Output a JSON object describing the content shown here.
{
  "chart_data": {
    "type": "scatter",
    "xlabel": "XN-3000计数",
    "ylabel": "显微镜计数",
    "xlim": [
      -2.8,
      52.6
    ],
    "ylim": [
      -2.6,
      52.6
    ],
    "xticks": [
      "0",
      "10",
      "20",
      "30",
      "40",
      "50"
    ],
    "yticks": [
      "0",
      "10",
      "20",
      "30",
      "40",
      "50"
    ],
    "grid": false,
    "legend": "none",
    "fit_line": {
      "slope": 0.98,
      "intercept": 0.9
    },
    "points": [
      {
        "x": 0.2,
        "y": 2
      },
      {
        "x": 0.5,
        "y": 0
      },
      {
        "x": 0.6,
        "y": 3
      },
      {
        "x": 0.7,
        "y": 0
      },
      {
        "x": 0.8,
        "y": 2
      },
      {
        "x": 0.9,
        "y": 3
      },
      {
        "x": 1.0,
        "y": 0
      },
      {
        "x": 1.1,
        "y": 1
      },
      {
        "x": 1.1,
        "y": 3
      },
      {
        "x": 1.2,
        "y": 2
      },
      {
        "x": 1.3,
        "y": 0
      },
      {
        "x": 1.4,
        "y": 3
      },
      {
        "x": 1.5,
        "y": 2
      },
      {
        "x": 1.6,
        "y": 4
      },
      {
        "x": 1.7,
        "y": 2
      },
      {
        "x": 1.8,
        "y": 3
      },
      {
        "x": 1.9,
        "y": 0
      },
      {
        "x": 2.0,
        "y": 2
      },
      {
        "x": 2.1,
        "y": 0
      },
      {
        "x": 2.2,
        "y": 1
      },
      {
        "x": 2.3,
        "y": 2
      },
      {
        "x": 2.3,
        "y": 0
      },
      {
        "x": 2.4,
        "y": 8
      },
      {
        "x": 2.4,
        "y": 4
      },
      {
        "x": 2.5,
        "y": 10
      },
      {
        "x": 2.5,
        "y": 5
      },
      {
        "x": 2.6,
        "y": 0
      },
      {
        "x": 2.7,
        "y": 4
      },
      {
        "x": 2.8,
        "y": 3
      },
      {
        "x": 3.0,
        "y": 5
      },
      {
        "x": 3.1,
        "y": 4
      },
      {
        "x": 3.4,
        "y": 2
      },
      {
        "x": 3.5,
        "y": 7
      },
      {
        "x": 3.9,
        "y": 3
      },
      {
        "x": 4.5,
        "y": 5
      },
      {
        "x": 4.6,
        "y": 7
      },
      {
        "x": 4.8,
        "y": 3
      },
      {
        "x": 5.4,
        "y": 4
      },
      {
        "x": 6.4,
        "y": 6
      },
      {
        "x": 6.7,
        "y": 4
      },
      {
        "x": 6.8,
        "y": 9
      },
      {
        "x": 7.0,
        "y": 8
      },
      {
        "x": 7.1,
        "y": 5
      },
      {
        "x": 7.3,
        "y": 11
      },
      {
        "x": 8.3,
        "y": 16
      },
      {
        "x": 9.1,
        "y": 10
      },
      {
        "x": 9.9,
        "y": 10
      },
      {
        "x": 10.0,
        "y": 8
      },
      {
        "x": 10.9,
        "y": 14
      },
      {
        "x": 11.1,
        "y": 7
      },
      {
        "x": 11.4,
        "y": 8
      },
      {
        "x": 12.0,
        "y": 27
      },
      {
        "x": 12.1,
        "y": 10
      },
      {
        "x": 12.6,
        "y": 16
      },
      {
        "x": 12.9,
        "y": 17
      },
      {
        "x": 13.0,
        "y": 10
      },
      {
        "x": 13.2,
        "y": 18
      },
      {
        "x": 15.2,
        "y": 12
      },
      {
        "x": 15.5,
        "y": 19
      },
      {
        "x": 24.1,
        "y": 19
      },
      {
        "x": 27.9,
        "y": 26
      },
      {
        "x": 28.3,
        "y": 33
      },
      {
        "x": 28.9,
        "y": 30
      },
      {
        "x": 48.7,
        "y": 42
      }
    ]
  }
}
===============
Output the full listing exactly as it stands.

Output a JSON object describing the content shown here.
{
  "chart_data": {
    "type": "scatter",
    "xlabel": "XN-3000计数",
    "ylabel": "显微镜计数",
    "xlim": [
      -2.8,
      52.6
    ],
    "ylim": [
      -2.6,
      52.6
    ],
    "xticks": [
      "0",
      "10",
      "20",
      "30",
      "40",
      "50"
    ],
    "yticks": [
      "0",
      "10",
      "20",
      "30",
      "40",
      "50"
    ],
    "grid": false,
    "legend": "none",
    "fit_line": {
      "slope": 0.98,
      "intercept": 0.9
    },
    "points": [
      {
        "x": 0.2,
        "y": 2
      },
      {
        "x": 0.5,
        "y": 0
      },
      {
        "x": 0.6,
        "y": 3
      },
      {
        "x": 0.7,
        "y": 0
      },
      {
        "x": 0.8,
        "y": 2
      },
      {
        "x": 0.9,
        "y": 3
      },
      {
        "x": 1.0,
        "y": 0
      },
      {
        "x": 1.1,
        "y": 1
      },
      {
        "x": 1.1,
        "y": 3
      },
      {
        "x": 1.2,
        "y": 2
      },
      {
        "x": 1.3,
        "y": 0
      },
      {
        "x": 1.4,
        "y": 3
      },
      {
        "x": 1.5,
        "y": 2
      },
      {
        "x": 1.6,
        "y": 4
      },
      {
        "x": 1.7,
        "y": 2
      },
      {
        "x": 1.8,
        "y": 3
      },
      {
        "x": 1.9,
        "y": 0
      },
      {
        "x": 2.0,
        "y": 2
      },
      {
        "x": 2.1,
        "y": 0
      },
      {
        "x": 2.2,
        "y": 1
      },
      {
        "x": 2.3,
        "y": 2
      },
      {
        "x": 2.3,
        "y": 0
      },
      {
        "x": 2.4,
        "y": 8
      },
      {
        "x": 2.4,
        "y": 4
      },
      {
        "x": 2.5,
        "y": 10
      },
      {
        "x": 2.5,
        "y": 5
      },
      {
        "x": 2.6,
        "y": 0
      },
      {
        "x": 2.7,
        "y": 4
      },
      {
        "x": 2.8,
        "y": 3
      },
      {
        "x": 3.0,
        "y": 5
      },
      {
        "x": 3.1,
        "y": 4
      },
      {
        "x": 3.4,
        "y": 2
      },
      {
        "x": 3.5,
        "y": 7
      },
      {
        "x": 3.9,
        "y": 3
      },
      {
        "x": 4.5,
        "y": 5
      },
      {
        "x": 4.6,
        "y": 7
      },
      {
        "x": 4.8,
        "y": 3
      },
      {
        "x": 5.4,
        "y": 4
      },
      {
        "x": 6.4,
        "y": 6
      },
      {
        "x": 6.7,
        "y": 4
      },
      {
        "x": 6.8,
        "y": 9
      },
      {
        "x": 7.0,
        "y": 8
      },
      {
        "x": 7.1,
        "y": 5
      },
      {
        "x": 7.3,
        "y": 11
      },
      {
        "x": 8.3,
        "y": 16
      },
      {
        "x": 9.1,
        "y": 10
      },
      {
        "x": 9.9,
        "y": 10
      },
      {
        "x": 10.0,
        "y": 8
      },
      {
        "x": 10.9,
        "y": 14
      },
      {
        "x": 11.1,
        "y": 7
      },
      {
        "x": 11.4,
        "y": 8
      },
      {
        "x": 12.0,
        "y": 27
      },
      {
        "x": 12.1,
        "y": 10
      },
      {
        "x": 12.6,
        "y": 16
      },
      {
        "x": 12.9,
        "y": 17
      },
      {
        "x": 13.0,
        "y": 10
      },
      {
        "x": 13.2,
        "y": 18
      },
      {
        "x": 15.2,
        "y": 12
      },
      {
        "x": 15.5,
        "y": 19
      },
      {
        "x": 24.1,
        "y": 19
      },
      {
        "x": 27.9,
        "y": 26
      },
      {
        "x": 28.3,
        "y": 33
      },
      {
        "x": 28.9,
        "y": 30
      },
      {
        "x": 48.7,
        "y": 42
      }
    ]
  }
}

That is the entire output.